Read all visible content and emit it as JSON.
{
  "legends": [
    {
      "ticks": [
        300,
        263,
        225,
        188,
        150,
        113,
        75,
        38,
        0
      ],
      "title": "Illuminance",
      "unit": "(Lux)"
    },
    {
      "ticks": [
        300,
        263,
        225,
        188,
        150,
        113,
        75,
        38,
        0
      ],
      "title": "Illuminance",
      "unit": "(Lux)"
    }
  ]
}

· · · · · · ·

◆ **Task brief**
All of the lines above need to be given again exactly.

◆ **Exercise response**
Read all visible content and emit it as JSON.
{
  "legends": [
    {
      "ticks": [
        300,
        263,
        225,
        188,
        150,
        113,
        75,
        38,
        0
      ],
      "title": "Illuminance",
      "unit": "(Lux)"
    },
    {
      "ticks": [
        300,
        263,
        225,
        188,
        150,
        113,
        75,
        38,
        0
      ],
      "title": "Illuminance",
      "unit": "(Lux)"
    }
  ]
}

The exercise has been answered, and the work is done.